### Page extract:
# Eco complete Fine grade



## mpooyan83 (Jun 4, 2014)

Anyone know where to get some!? I can find the coarse grade everywhere.... the manufacturer website says nothing about it being discontinued or anything as far as I can see, but i cant find it anywhere.....


----------



## Sean W. (Oct 12, 2013)

http://www.petsolutions.com/C/Fresh...dTJ8cqcfNQuvSumBU6Uj1O6r0xZZEC4iGYaAnLH8P8HAQ


----------



## mpooyan83 (Jun 4, 2014)

Sean W. said:


> http://www.petsolutions.com/C/Fresh...dTJ8cqcfNQuvSumBU6Uj1O6r0xZZEC4iGYaAnLH8P8HAQ


regular eco complete is 22$ or so...sux that the fine grade is quite a bit more.


----------



## jrill (Nov 20, 2013)

Check out dr foster and smith. They usually have it listed.


----------



## Aqua nut (Jul 5, 2014)

jrill said:


> Check out dr foster and smith. They usually have it listed.


That's where I order it from


----------



## mpooyan83 (Jun 4, 2014)

Aqua nut said:


> That's where I order it from


I checkedem, they didnt have fine listed for some reason.... I think carbsea is running short on it. I asked an LFS to call to special order.... they said 2 out of 3 warehouse in the country don't ever carry it, and the 1 that does, is out at the moment.


----------



## mpooyan83 (Jun 4, 2014)

Another update from my LFS that tried ordering update. He said he got a call back from Caribsea, they told him they have discontinued making the Fine-grade, due to the cost of grinding being too high...... such bs.... so I tried to order from PetSolutions for the 30$ a bag to see if they will send it. If they ship from the manufacturer, they'll probably come back and say they are out and refund me.

another update: I called petsolutions, the lady said they ship from their own warehouse, and have 14 left....


----------



## rrattani (Sep 3, 2014)

Big Al's pets seem to have still has Eco-Complete fine grade in stock

http://www.bigalspets.com/eco-complete-planted-fine-black-20-lb.html


----------

### Short problem a:
In the rows below, repeat the lines starting with the one that contains "y-tick-label: 100: [80, 835, 137, 870]" and ending after the one that contains "legend: obývací pokoj".

### Materials provided:
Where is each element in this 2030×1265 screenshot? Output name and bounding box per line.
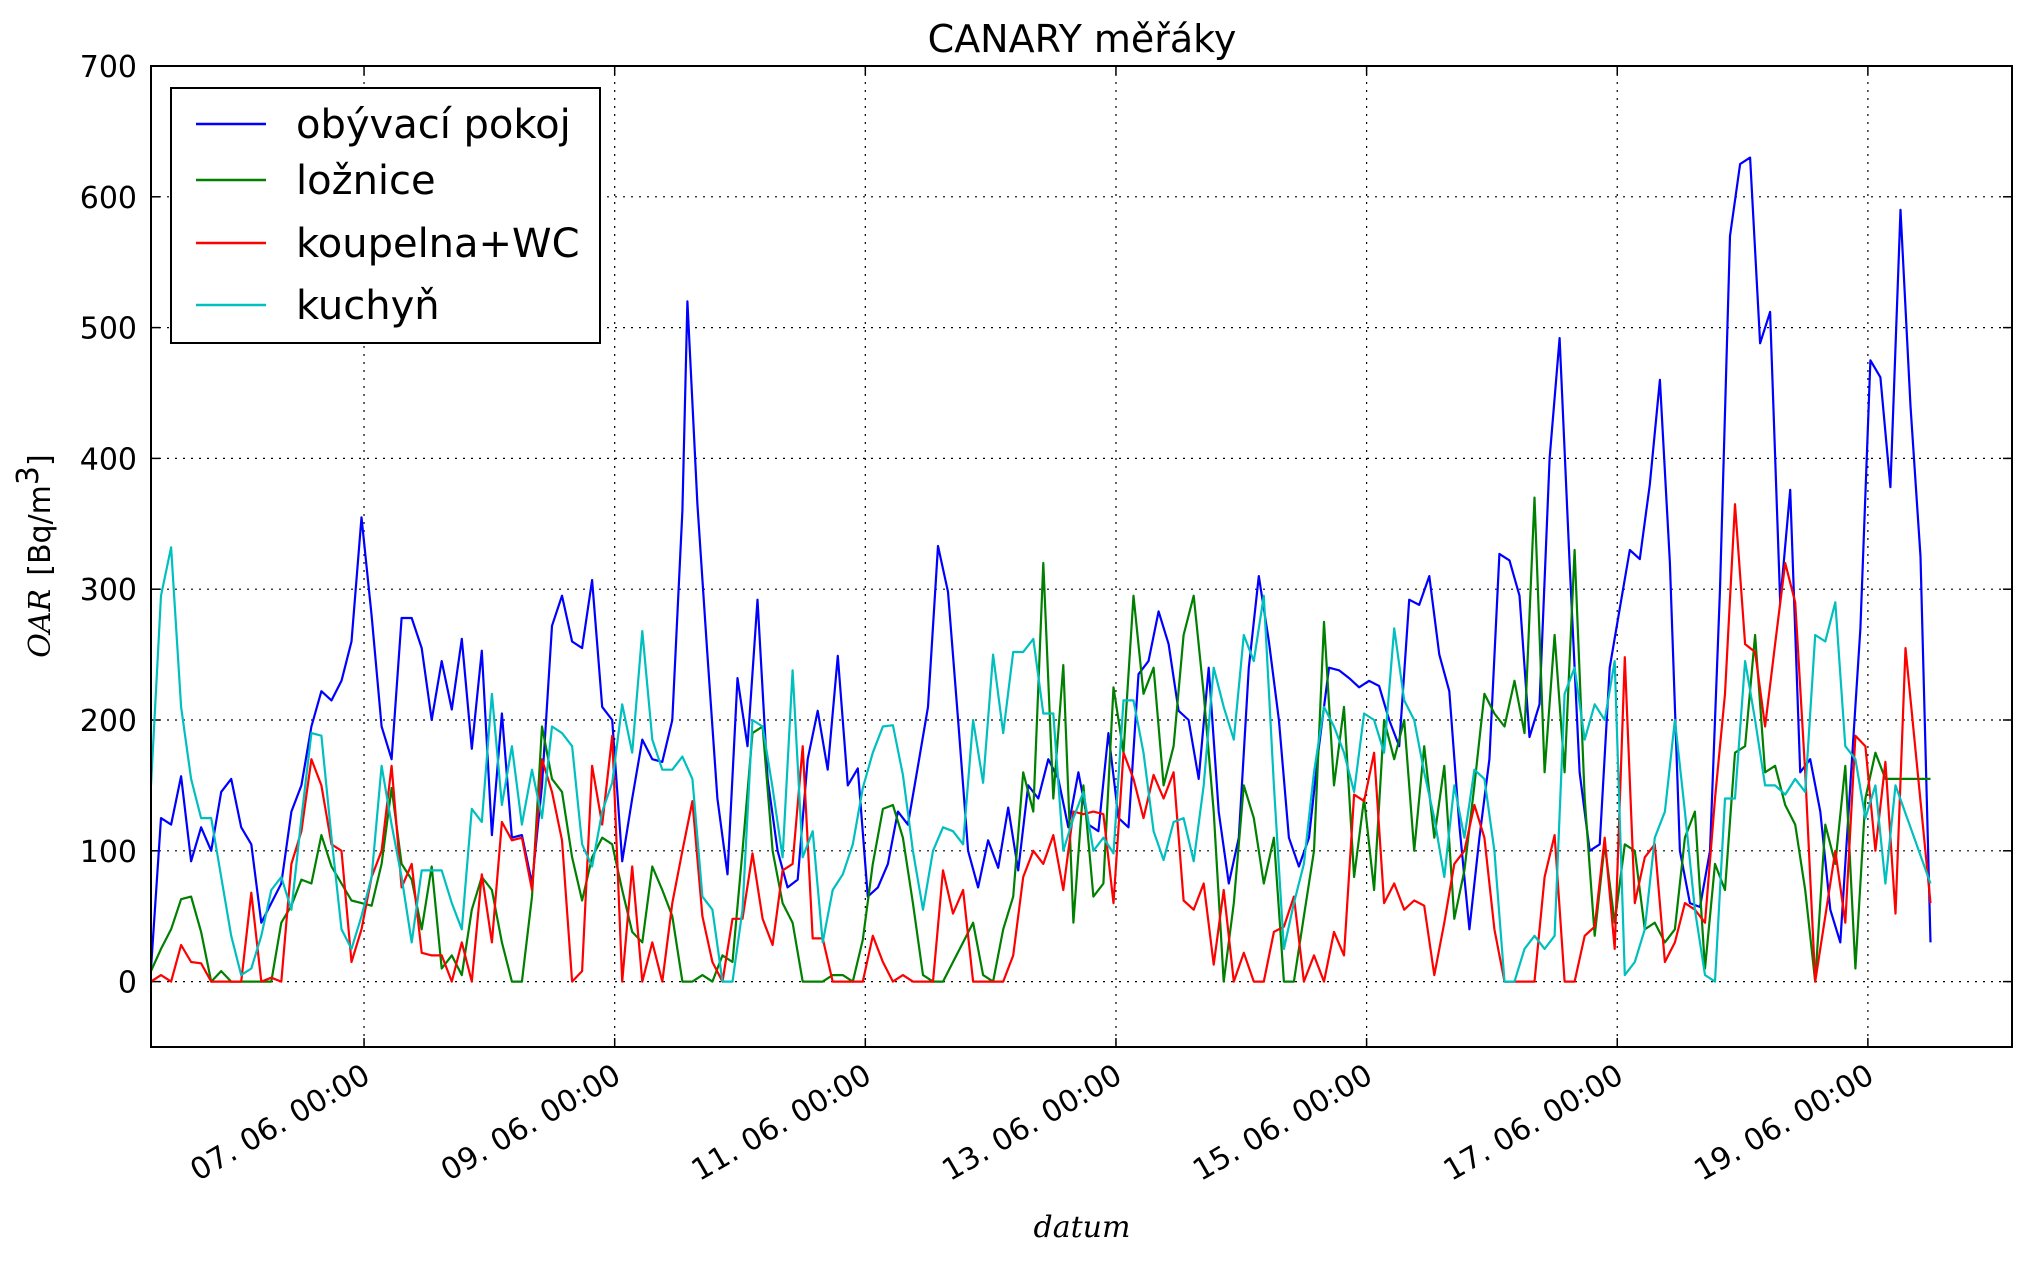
y-tick-label: 100: [80, 835, 137, 870]
y-axis-ticks: 0 100 200 300 400 500 600 700: [80, 50, 2012, 1001]
x-tick-label: 09. 06. 00:00: [435, 1058, 627, 1189]
chart-title: CANARY měřáky: [928, 17, 1237, 61]
legend: obývací pokoj ložnice koupelna+WC kuchyň: [170, 87, 601, 344]
x-tick-label: 15. 06. 00:00: [1187, 1058, 1379, 1189]
y-tick-label: 0: [118, 966, 137, 1001]
x-tick-label: 07. 06. 00:00: [185, 1058, 377, 1189]
legend-label-kuchyn: kuchyň: [296, 283, 440, 329]
x-tick-label: 17. 06. 00:00: [1438, 1058, 1630, 1189]
x-tick-label: 11. 06. 00:00: [686, 1058, 878, 1189]
x-axis-label: datum: [1034, 1210, 1131, 1245]
y-axis-label-unit: [Bq/m: [23, 485, 58, 576]
plot-frame: [150, 65, 2013, 1048]
series-line-2: [150, 503, 1932, 983]
y-tick-label: 500: [80, 312, 137, 347]
y-tick-label: 200: [80, 704, 137, 739]
series-line-1: [149, 496, 1931, 983]
series-lines: [149, 156, 1932, 983]
y-axis-label: OAR [Bq/m3]: [11, 454, 58, 657]
legend-label-obyvaci-pokoj: obývací pokoj: [296, 102, 571, 148]
y-axis-label-symbol: OAR: [23, 589, 58, 658]
y-tick-label: 400: [80, 442, 137, 477]
legend-box: [170, 87, 601, 344]
y-axis-label-bracket: ]: [23, 454, 58, 466]
x-tick-label: 13. 06. 00:00: [936, 1058, 1128, 1189]
x-tick-label: 19. 06. 00:00: [1688, 1058, 1880, 1189]
y-tick-label: 600: [80, 181, 137, 216]
svg-text:OAR [Bq/m3]: OAR [Bq/m3]: [11, 454, 58, 657]
legend-label-koupelna-wc: koupelna+WC: [296, 221, 580, 267]
series-line-0: [149, 156, 1932, 969]
series-line-3: [149, 546, 1932, 983]
y-tick-label: 300: [80, 573, 137, 608]
y-tick-label: 700: [80, 50, 137, 85]
legend-label-loznice: ložnice: [296, 158, 436, 204]
y-axis-label-exponent: 3: [11, 466, 46, 485]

### Short problem b:
Translate this sentence from the forum thread about Eco-Complete fine grade into Spanish: "They usually have it listed."

### Expected answer a:
y-tick-label: 100: [80, 835, 137, 870]
y-axis-ticks: 0 100 200 300 400 500 600 700: [80, 50, 2012, 1001]
x-tick-label: 09. 06. 00:00: [435, 1058, 627, 1189]
chart-title: CANARY měřáky: [928, 17, 1237, 61]
legend: obývací pokoj ložnice koupelna+WC kuchyň: [170, 87, 601, 344]

### Expected answer b:
Normalmente lo tienen en su lista.